__Task to complete__. Please copy the lines of the listing below word for word, starting at the line that contains "Text: 2, THE RIDGEWAY, FLEETWOOD, FY7 8AH: 2, THE" and ending at the last line of the listing.

__Record excerpts__.
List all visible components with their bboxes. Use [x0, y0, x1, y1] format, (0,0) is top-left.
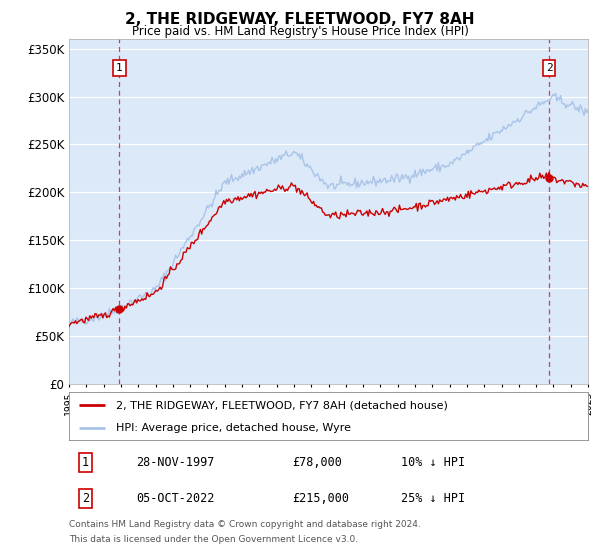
Text: 2, THE RIDGEWAY, FLEETWOOD, FY7 8AH: 2, THE RIDGEWAY, FLEETWOOD, FY7 8AH — [125, 12, 475, 27]
Text: Contains HM Land Registry data © Crown copyright and database right 2024.: Contains HM Land Registry data © Crown c… — [69, 520, 421, 529]
Text: 10% ↓ HPI: 10% ↓ HPI — [401, 456, 465, 469]
Text: 1: 1 — [116, 63, 123, 73]
Text: Price paid vs. HM Land Registry's House Price Index (HPI): Price paid vs. HM Land Registry's House … — [131, 25, 469, 38]
Text: 25% ↓ HPI: 25% ↓ HPI — [401, 492, 465, 505]
Text: 2: 2 — [546, 63, 553, 73]
Text: 1: 1 — [82, 456, 89, 469]
Text: 05-OCT-2022: 05-OCT-2022 — [136, 492, 215, 505]
Text: 2: 2 — [82, 492, 89, 505]
Text: 28-NOV-1997: 28-NOV-1997 — [136, 456, 215, 469]
Text: £78,000: £78,000 — [292, 456, 342, 469]
Text: £215,000: £215,000 — [292, 492, 349, 505]
Text: HPI: Average price, detached house, Wyre: HPI: Average price, detached house, Wyre — [116, 423, 351, 433]
Text: 2, THE RIDGEWAY, FLEETWOOD, FY7 8AH (detached house): 2, THE RIDGEWAY, FLEETWOOD, FY7 8AH (det… — [116, 400, 448, 410]
Text: This data is licensed under the Open Government Licence v3.0.: This data is licensed under the Open Gov… — [69, 535, 358, 544]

__Finished task__.
Text: 2, THE RIDGEWAY, FLEETWOOD, FY7 8AH: 2, THE RIDGEWAY, FLEETWOOD, FY7 8AH — [125, 12, 475, 27]
Text: Contains HM Land Registry data © Crown copyright and database right 2024.: Contains HM Land Registry data © Crown c… — [69, 520, 421, 529]
Text: 10% ↓ HPI: 10% ↓ HPI — [401, 456, 465, 469]
Text: 1: 1 — [116, 63, 123, 73]
Text: Price paid vs. HM Land Registry's House Price Index (HPI): Price paid vs. HM Land Registry's House … — [131, 25, 469, 38]
Text: 25% ↓ HPI: 25% ↓ HPI — [401, 492, 465, 505]
Text: 2: 2 — [546, 63, 553, 73]
Text: 1: 1 — [82, 456, 89, 469]
Text: 05-OCT-2022: 05-OCT-2022 — [136, 492, 215, 505]
Text: 2: 2 — [82, 492, 89, 505]
Text: 28-NOV-1997: 28-NOV-1997 — [136, 456, 215, 469]
Text: £78,000: £78,000 — [292, 456, 342, 469]
Text: £215,000: £215,000 — [292, 492, 349, 505]
Text: HPI: Average price, detached house, Wyre: HPI: Average price, detached house, Wyre — [116, 423, 351, 433]
Text: 2, THE RIDGEWAY, FLEETWOOD, FY7 8AH (detached house): 2, THE RIDGEWAY, FLEETWOOD, FY7 8AH (det… — [116, 400, 448, 410]
Text: This data is licensed under the Open Government Licence v3.0.: This data is licensed under the Open Gov… — [69, 535, 358, 544]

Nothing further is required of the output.